── Task data ──
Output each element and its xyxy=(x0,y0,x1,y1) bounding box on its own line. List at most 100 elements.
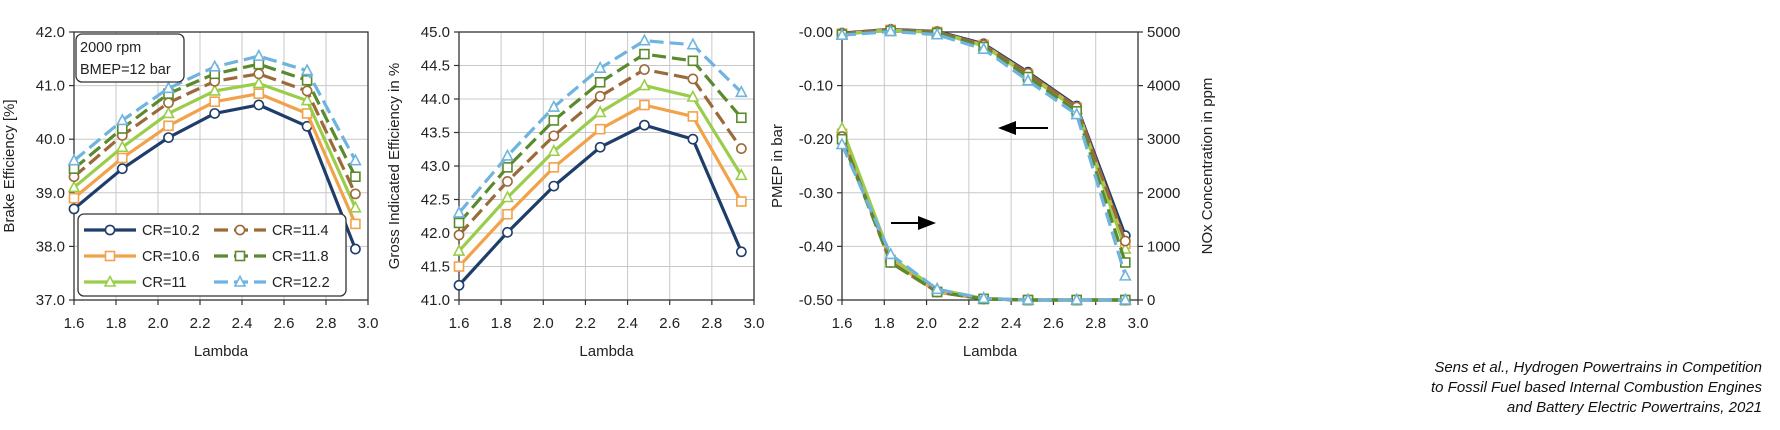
x-tick-label: 2.0 xyxy=(148,315,169,332)
nox-point-cr-12-2 xyxy=(977,41,990,54)
y-tick-label: 42.0 xyxy=(421,225,450,242)
series-point-cr-10-2 xyxy=(594,141,606,153)
x-tick-label: 1.8 xyxy=(106,315,127,332)
x-tick-label: 3.0 xyxy=(1128,315,1149,332)
y-tick-label: -0.00 xyxy=(799,24,833,41)
x-tick-label: 2.2 xyxy=(958,315,979,332)
series-point-cr-11-4 xyxy=(301,85,313,97)
series-point-cr-11-4 xyxy=(594,90,606,102)
nox-point-cr-12-2 xyxy=(1070,107,1084,120)
series-point-cr-12-2 xyxy=(162,81,175,94)
series-point-cr-11-4 xyxy=(639,64,650,75)
y-tick-label: 37.0 xyxy=(36,292,65,309)
y-tick-label: 45.0 xyxy=(421,24,450,41)
x-tick-label: 1.8 xyxy=(874,315,895,332)
series-point-cr-10-2 xyxy=(687,133,699,145)
y-right-tick-label: 3000 xyxy=(1147,131,1180,148)
pmep-point-cr-11-8 xyxy=(885,257,896,268)
x-tick-label: 1.8 xyxy=(491,315,512,332)
pmep-point-cr-12-2 xyxy=(1118,292,1132,305)
x-tick-label: 2.6 xyxy=(1043,315,1064,332)
series-point-cr-10-2 xyxy=(735,246,747,258)
y-right-tick-label: 2000 xyxy=(1147,185,1180,202)
series-point-cr-12-2 xyxy=(349,153,362,166)
series-point-cr-11-8 xyxy=(301,74,313,86)
series-point-cr-10-6 xyxy=(502,208,513,220)
pmep-point-cr-12-2 xyxy=(1070,292,1084,305)
nox-point-cr-12-2 xyxy=(884,24,897,37)
legend-marker xyxy=(104,250,116,262)
series-point-cr-11-4 xyxy=(349,188,361,200)
condition-text: 2000 rpm xyxy=(80,40,141,56)
pmep-point-cr-12-2 xyxy=(977,291,990,304)
y-tick-label: 44.0 xyxy=(421,91,450,108)
series-point-cr-10-2 xyxy=(253,99,265,111)
nox-point-cr-12-2 xyxy=(930,27,944,40)
series-point-cr-10-6 xyxy=(736,196,747,207)
series-point-cr-11-4 xyxy=(502,176,513,187)
y-right-tick-label: 1000 xyxy=(1147,238,1180,255)
series-point-cr-10-6 xyxy=(209,96,220,107)
series-point-cr-11-4 xyxy=(163,97,174,109)
gross-indicated-efficiency-chart: 1.6 1.8 2.0 2.2 2.4 2.6 2.8 3.0 41.0 41.5 42.0 42.5… xyxy=(386,24,764,360)
series-point-cr-10-2 xyxy=(68,203,80,215)
series-point-cr-11 xyxy=(252,76,266,89)
y-tick-label: 42.5 xyxy=(421,192,450,209)
series-point-cr-11-8 xyxy=(687,55,699,67)
citation-line-3: and Battery Electric Powertrains, 2021 xyxy=(1506,399,1762,416)
y-tick-label: 41.0 xyxy=(421,292,450,309)
series-point-cr-12-2 xyxy=(67,153,81,166)
arrow-right-head xyxy=(918,216,936,230)
pmep-point-cr-12-2 xyxy=(884,247,897,260)
nox-point-cr-12-2 xyxy=(1021,73,1035,86)
y-axis-label: Gross Indicated Efficiency in % xyxy=(386,63,403,269)
series-point-cr-11 xyxy=(593,105,607,118)
y-tick-label: 41.5 xyxy=(421,259,450,276)
series-point-cr-12-2 xyxy=(735,85,748,98)
pmep-point-cr-12-2 xyxy=(1021,292,1035,305)
y-tick-label: 44.5 xyxy=(421,58,450,75)
y-tick-label: 43.5 xyxy=(421,125,450,142)
series-point-cr-11-8 xyxy=(253,58,265,70)
series-point-cr-11-8 xyxy=(68,163,80,174)
arrow-left-head xyxy=(998,121,1016,135)
x-tick-label: 2.8 xyxy=(1085,315,1106,332)
legend-label: CR=11 xyxy=(142,275,186,291)
legend-marker xyxy=(103,274,117,287)
series-point-cr-11-8 xyxy=(453,217,465,229)
series-point-cr-10-6 xyxy=(350,218,361,230)
x-tick-label: 2.2 xyxy=(190,315,211,332)
pmep-nox-chart: 1.6 1.8 2.0 2.2 2.4 2.6 2.8 3.0 -0.50 -0.40 -0.30 -… xyxy=(769,23,1216,360)
series-point-cr-12-2 xyxy=(593,60,607,73)
source-citation: Sens et al., Hydrogen Powertrains in Com… xyxy=(1342,358,1762,418)
series-point-cr-10-6 xyxy=(68,192,80,204)
series-point-cr-10-6 xyxy=(687,111,699,122)
series-point-cr-10-2 xyxy=(349,243,361,255)
series-point-cr-10-6 xyxy=(117,152,128,164)
x-tick-label: 2.6 xyxy=(659,315,680,332)
y-tick-label: -0.40 xyxy=(799,238,833,255)
x-tick-label: 1.6 xyxy=(64,315,85,332)
y-tick-label: 43.0 xyxy=(421,158,450,175)
y-tick-label: -0.20 xyxy=(799,131,833,148)
series-point-cr-10-6 xyxy=(453,261,465,272)
series-point-cr-10-6 xyxy=(594,123,606,135)
y-axis-label: PMEP in bar xyxy=(769,124,786,208)
series-point-cr-11-8 xyxy=(736,112,747,124)
series-point-cr-10-6 xyxy=(639,99,650,111)
pmep-point-cr-12-2 xyxy=(835,137,849,150)
series-point-cr-11 xyxy=(686,89,700,102)
y-tick-label: -0.10 xyxy=(799,78,833,95)
series-point-cr-10-6 xyxy=(253,88,265,99)
series-point-cr-11-4 xyxy=(253,68,265,80)
series-point-cr-10-2 xyxy=(116,163,128,175)
brake-efficiency-chart: 1.6 1.8 2.0 2.2 2.4 2.6 2.8 3.0 37.0 38.0 39.0 40.0… xyxy=(1,24,378,360)
series-point-cr-11 xyxy=(300,93,314,106)
x-tick-label: 2.4 xyxy=(617,315,638,332)
x-tick-label: 3.0 xyxy=(744,315,765,332)
x-axis-label: Lambda xyxy=(579,343,634,360)
x-tick-label: 1.6 xyxy=(449,315,470,332)
legend-label: CR=11.8 xyxy=(272,249,329,265)
series-point-cr-12-2 xyxy=(452,205,466,218)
───
> _Task objective_
Duplicate the lines from the line containing "x-tick-label: 2.0 xyxy=(148,315,169,332)" through the line containing "series-point-cr-11 xyxy=(252,76,266,89)", both included, exactly as they appear above.

> _Output of the exercise_
x-tick-label: 2.0 xyxy=(148,315,169,332)
nox-point-cr-12-2 xyxy=(977,41,990,54)
y-tick-label: 42.0 xyxy=(421,225,450,242)
series-point-cr-10-2 xyxy=(594,141,606,153)
x-tick-label: 1.8 xyxy=(106,315,127,332)
x-tick-label: 3.0 xyxy=(1128,315,1149,332)
y-tick-label: -0.00 xyxy=(799,24,833,41)
x-tick-label: 2.2 xyxy=(958,315,979,332)
series-point-cr-11-4 xyxy=(301,85,313,97)
series-point-cr-11-4 xyxy=(594,90,606,102)
nox-point-cr-12-2 xyxy=(1070,107,1084,120)
series-point-cr-12-2 xyxy=(162,81,175,94)
series-point-cr-11-4 xyxy=(639,64,650,75)
y-tick-label: 37.0 xyxy=(36,292,65,309)
y-tick-label: 45.0 xyxy=(421,24,450,41)
x-tick-label: 1.8 xyxy=(874,315,895,332)
series-point-cr-10-2 xyxy=(687,133,699,145)
y-right-tick-label: 3000 xyxy=(1147,131,1180,148)
pmep-point-cr-11-8 xyxy=(885,257,896,268)
x-tick-label: 1.8 xyxy=(491,315,512,332)
pmep-point-cr-12-2 xyxy=(1118,292,1132,305)
x-tick-label: 2.6 xyxy=(1043,315,1064,332)
series-point-cr-10-2 xyxy=(735,246,747,258)
y-right-tick-label: 2000 xyxy=(1147,185,1180,202)
series-point-cr-12-2 xyxy=(349,153,362,166)
series-point-cr-11-8 xyxy=(301,74,313,86)
series-point-cr-10-6 xyxy=(502,208,513,220)
pmep-point-cr-12-2 xyxy=(1070,292,1084,305)
nox-point-cr-12-2 xyxy=(884,24,897,37)
legend-marker xyxy=(104,250,116,262)
series-point-cr-11-4 xyxy=(349,188,361,200)
condition-text: 2000 rpm xyxy=(80,40,141,56)
pmep-point-cr-12-2 xyxy=(977,291,990,304)
y-tick-label: 44.0 xyxy=(421,91,450,108)
series-point-cr-10-2 xyxy=(253,99,265,111)
nox-point-cr-12-2 xyxy=(930,27,944,40)
series-point-cr-10-6 xyxy=(736,196,747,207)
series-point-cr-11-4 xyxy=(502,176,513,187)
y-right-tick-label: 1000 xyxy=(1147,238,1180,255)
series-point-cr-10-6 xyxy=(209,96,220,107)
series-point-cr-11-4 xyxy=(163,97,174,109)
gross-indicated-efficiency-chart: 1.6 1.8 2.0 2.2 2.4 2.6 2.8 3.0 41.0 41.5 42.0 42.5… xyxy=(386,24,764,360)
series-point-cr-10-2 xyxy=(68,203,80,215)
series-point-cr-11 xyxy=(252,76,266,89)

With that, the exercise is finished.